What you should do — Format the lines of the listing below, from the line holding "bar-9 [241, 360, 476, 382]" through the line holding "category-label-5: Gasto total" inclusive, as a Markdown table with the columns Row and Entry. Number each line in Row, put the line in Entry, and omit blank lines.

— START Data listing —

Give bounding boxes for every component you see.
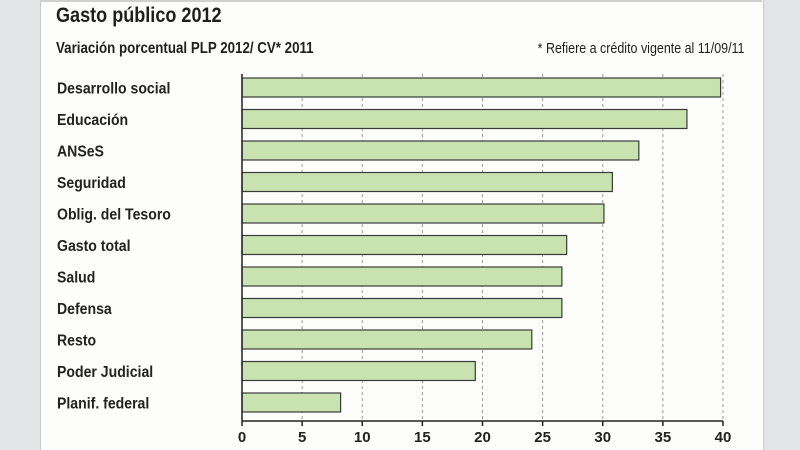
bar-9 [241, 360, 476, 382]
category-label-3: Seguridad [57, 174, 126, 192]
x-tick-label-30: 30 [594, 429, 611, 446]
x-tick-label-0: 0 [238, 429, 246, 446]
chart-subtitle: Variación porcentual PLP 2012/ CV* 2011 [56, 40, 314, 57]
x-tick-label-40: 40 [715, 429, 732, 446]
chart-footnote: * Refiere a crédito vigente al 11/09/11 [537, 41, 744, 57]
category-label-2: ANSeS [57, 143, 104, 161]
bar-4 [241, 203, 605, 224]
x-tick-label-35: 35 [655, 429, 672, 446]
category-label-6: Salud [57, 269, 95, 287]
bar-3 [241, 171, 613, 193]
x-tick-label-5: 5 [298, 429, 306, 446]
chart-title: Gasto público 2012 [56, 4, 222, 27]
bar-1 [241, 108, 688, 130]
bar-7 [241, 297, 563, 319]
category-label-9: Poder Judicial [57, 363, 153, 381]
category-label-4: Oblig. del Tesoro [57, 206, 171, 224]
category-label-10: Planif. federal [57, 395, 149, 413]
bar-8 [241, 329, 533, 350]
bar-0 [241, 77, 722, 98]
category-label-0: Desarrollo social [57, 80, 170, 98]
panel-top-border [40, 0, 762, 2]
category-label-1: Educación [57, 111, 128, 129]
category-label-5: Gasto total [57, 237, 131, 255]
category-label-7: Defensa [57, 300, 112, 318]
bar-2 [241, 140, 640, 161]
x-tick-label-15: 15 [414, 429, 431, 446]
x-tick-label-25: 25 [534, 429, 551, 446]
bar-5 [241, 234, 568, 256]
bar-6 [241, 266, 563, 287]
category-label-8: Resto [57, 332, 96, 350]
bar-10 [241, 392, 342, 413]
x-tick-label-20: 20 [474, 429, 491, 446]
x-tick-label-10: 10 [354, 429, 371, 446]
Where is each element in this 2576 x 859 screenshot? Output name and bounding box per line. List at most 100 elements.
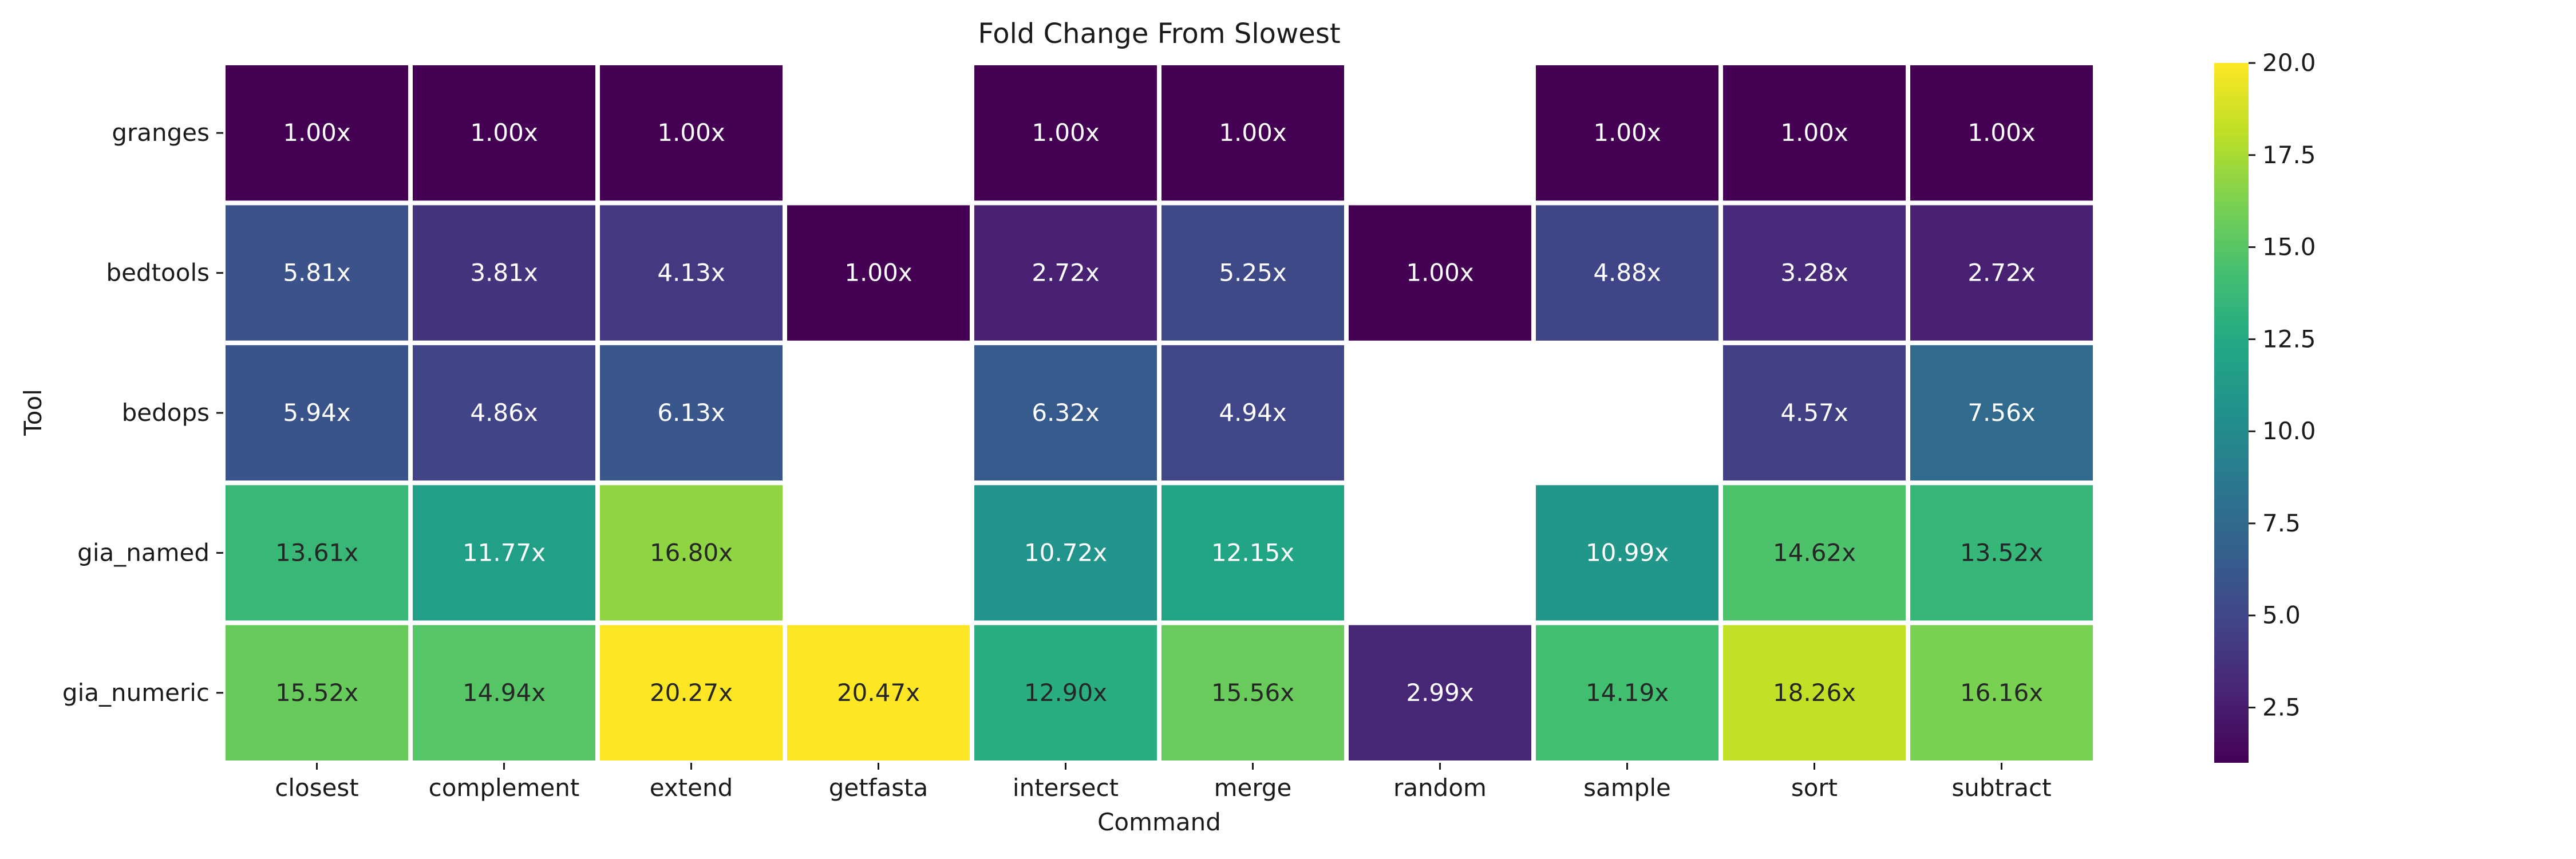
- cell-value-label: 2.72x: [1032, 259, 1099, 287]
- cell-value-label: 2.99x: [1406, 679, 1473, 707]
- heatmap-cell: [595, 340, 787, 486]
- cell-value-label: 16.80x: [650, 538, 733, 566]
- x-tick-label: merge: [1214, 774, 1292, 802]
- cell-value-label: 20.47x: [837, 679, 920, 707]
- heatmap-cell: [408, 61, 600, 206]
- heatmap-cell: [1906, 620, 2097, 765]
- x-tick-label: extend: [650, 774, 733, 802]
- cell-value-label: 4.57x: [1780, 399, 1848, 427]
- cell-value-label: 1.00x: [1967, 119, 2035, 147]
- colorbar-tick-label: 7.5: [2262, 509, 2301, 537]
- heatmap-cell: [970, 480, 1161, 625]
- cell-value-label: 1.00x: [657, 119, 725, 147]
- heatmap-cell: [408, 200, 600, 345]
- colorbar-tick-label: 10.0: [2262, 417, 2316, 445]
- colorbar-gradient: [2214, 63, 2249, 763]
- heatmap-cell: [408, 340, 600, 486]
- cell-value-label: 16.16x: [1960, 679, 2043, 707]
- cell-value-label: 12.15x: [1211, 538, 1294, 566]
- cell-value-label: 6.13x: [657, 399, 725, 427]
- cell-value-label: 1.00x: [1780, 119, 1848, 147]
- cell-value-label: 1.00x: [1219, 119, 1286, 147]
- cell-value-label: 2.72x: [1967, 259, 2035, 287]
- colorbar-tick-label: 5.0: [2262, 601, 2301, 629]
- heatmap-cell: [1906, 61, 2097, 206]
- x-axis-label: Command: [1097, 808, 1221, 836]
- cell-value-label: 3.81x: [470, 259, 538, 287]
- cell-value-label: 11.77x: [463, 538, 546, 566]
- cell-value-label: 4.13x: [657, 259, 725, 287]
- cell-value-label: 20.27x: [650, 679, 733, 707]
- cell-value-label: 14.94x: [463, 679, 546, 707]
- heatmap-cell: [1531, 61, 1723, 206]
- cell-value-label: 14.19x: [1586, 679, 1669, 707]
- cell-value-label: 12.90x: [1024, 679, 1107, 707]
- cell-value-label: 4.94x: [1219, 399, 1286, 427]
- x-tick-label: intersect: [1013, 774, 1119, 802]
- cell-value-label: 15.56x: [1211, 679, 1294, 707]
- cell-value-label: 18.26x: [1773, 679, 1856, 707]
- x-tick-label: sample: [1583, 774, 1671, 802]
- cell-value-label: 5.94x: [283, 399, 350, 427]
- heatmap-cells: 1.00x 1.00x 1.00x 1.00x 1.00x 1.00x 1.00x 1.00x…: [221, 61, 2097, 765]
- heatmap-cell: [1718, 200, 1910, 345]
- cell-value-label: 15.52x: [275, 679, 358, 707]
- cell-value-label: 10.72x: [1024, 538, 1107, 566]
- y-tick-label: bedops: [122, 399, 210, 427]
- heatmap-cell: [1157, 480, 1349, 625]
- y-tick-label: gia_numeric: [62, 679, 210, 707]
- x-tick-label: complement: [429, 774, 580, 802]
- cell-value-label: 14.62x: [1773, 538, 1856, 566]
- x-axis-ticks: closest complement extend getfasta intersect…: [275, 763, 2052, 802]
- x-tick-label: subtract: [1951, 774, 2051, 802]
- heatmap-cell: [408, 480, 600, 625]
- cell-value-label: 4.88x: [1593, 259, 1661, 287]
- x-tick-label: sort: [1791, 774, 1838, 802]
- heatmap-cell: [783, 620, 974, 765]
- heatmap-cell: [1157, 200, 1349, 345]
- heatmap-cell: [1531, 200, 1723, 345]
- cell-value-label: 1.00x: [283, 119, 350, 147]
- cell-value-label: 13.52x: [1960, 538, 2043, 566]
- heatmap-cell: [1157, 340, 1349, 486]
- heatmap-cell: [1906, 200, 2097, 345]
- cell-value-label: 7.56x: [1967, 399, 2035, 427]
- colorbar-tick-label: 15.0: [2262, 233, 2316, 261]
- colorbar-tick-label: 17.5: [2262, 141, 2316, 169]
- heatmap-cell: [1906, 480, 2097, 625]
- cell-value-label: 1.00x: [844, 259, 912, 287]
- heatmap-cell: [970, 340, 1161, 486]
- cell-value-label: 3.28x: [1780, 259, 1848, 287]
- cell-value-label: 1.00x: [1406, 259, 1473, 287]
- heatmap-cell: [783, 200, 974, 345]
- heatmap-cell: [1531, 480, 1723, 625]
- cell-value-label: 1.00x: [1032, 119, 1099, 147]
- y-axis-ticks: granges bedtools bedops gia_named gia_numeri…: [62, 119, 223, 707]
- heatmap-cell: [221, 340, 413, 486]
- x-tick-label: random: [1393, 774, 1487, 802]
- cell-value-label: 1.00x: [470, 119, 538, 147]
- cell-value-label: 1.00x: [1593, 119, 1661, 147]
- chart-title: Fold Change From Slowest: [978, 18, 1340, 50]
- y-axis-label: Tool: [19, 389, 47, 436]
- y-tick-label: bedtools: [106, 259, 210, 287]
- cell-value-label: 13.61x: [275, 538, 358, 566]
- colorbar-tick-label: 20.0: [2262, 49, 2316, 77]
- cell-value-label: 10.99x: [1586, 538, 1669, 566]
- cell-value-label: 5.81x: [283, 259, 350, 287]
- x-tick-label: getfasta: [829, 774, 929, 802]
- cell-value-label: 6.32x: [1032, 399, 1099, 427]
- colorbar-tick-label: 2.5: [2262, 693, 2301, 722]
- heatmap-cell: [1718, 620, 1910, 765]
- colorbar: 2.5 5.0 7.5 10.0 12.5 15.0 17.5 20.0: [2214, 49, 2316, 763]
- heatmap-cell: [595, 620, 787, 765]
- x-tick-label: closest: [275, 774, 359, 802]
- colorbar-ticks: 2.5 5.0 7.5 10.0 12.5 15.0 17.5 20.0: [2249, 49, 2316, 722]
- colorbar-tick-label: 12.5: [2262, 325, 2316, 353]
- y-tick-label: gia_named: [77, 538, 210, 566]
- cell-value-label: 5.25x: [1219, 259, 1286, 287]
- heatmap-cell: [595, 480, 787, 625]
- cell-value-label: 4.86x: [470, 399, 538, 427]
- y-tick-label: granges: [112, 119, 210, 147]
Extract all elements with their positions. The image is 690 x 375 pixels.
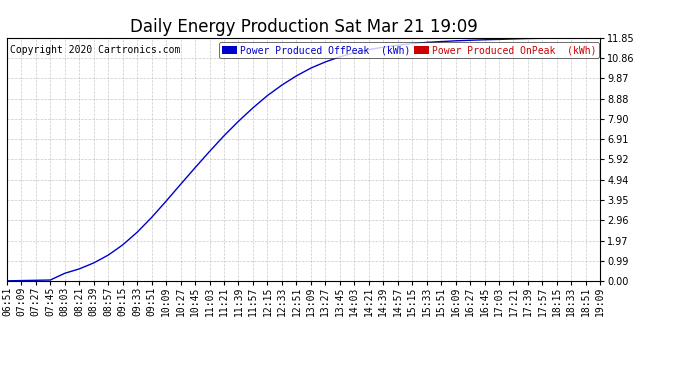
Legend: Power Produced OffPeak  (kWh), Power Produced OnPeak  (kWh): Power Produced OffPeak (kWh), Power Prod… — [219, 42, 599, 58]
Text: Copyright 2020 Cartronics.com: Copyright 2020 Cartronics.com — [10, 45, 180, 55]
Title: Daily Energy Production Sat Mar 21 19:09: Daily Energy Production Sat Mar 21 19:09 — [130, 18, 477, 36]
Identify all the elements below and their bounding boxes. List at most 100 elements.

— END Data listing —

Result of the task —
| Row | Entry |
|---|---|
| 1 | bar-9 [241, 360, 476, 382] |
| 2 | category-label-3: Seguridad [57, 174, 126, 192] |
| 3 | x-tick-label-30: 30 [594, 429, 611, 446] |
| 4 | x-tick-label-0: 0 [238, 429, 246, 446] |
| 5 | chart-subtitle: Variación porcentual PLP 2012/ CV* 2011 [56, 40, 314, 57] |
| 6 | x-tick-label-40: 40 [715, 429, 732, 446] |
| 7 | chart-footnote: * Refiere a crédito vigente al 11/09/11 [537, 41, 744, 57] |
| 8 | category-label-2: ANSeS [57, 143, 104, 161] |
| 9 | bar-4 [241, 203, 605, 224] |
| 10 | x-tick-label-35: 35 [655, 429, 672, 446] |
| 11 | category-label-6: Salud [57, 269, 95, 287] |
| 12 | bar-3 [241, 171, 613, 193] |
| 13 | x-tick-label-5: 5 [298, 429, 306, 446] |
| 14 | chart-title: Gasto público 2012 [56, 4, 222, 27] |
| 15 | bar-1 [241, 108, 688, 130] |
| 16 | bar-7 [241, 297, 563, 319] |
| 17 | category-label-9: Poder Judicial [57, 363, 153, 381] |
| 18 | category-label-4: Oblig. del Tesoro [57, 206, 171, 224] |
| 19 | category-label-10: Planif. federal [57, 395, 149, 413] |
| 20 | bar-8 [241, 329, 533, 350] |
| 21 | bar-0 [241, 77, 722, 98] |
| 22 | category-label-0: Desarrollo social [57, 80, 170, 98] |
| 23 | panel-top-border [40, 0, 762, 2] |
| 24 | category-label-1: Educación [57, 111, 128, 129] |
| 25 | category-label-5: Gasto total [57, 237, 131, 255] |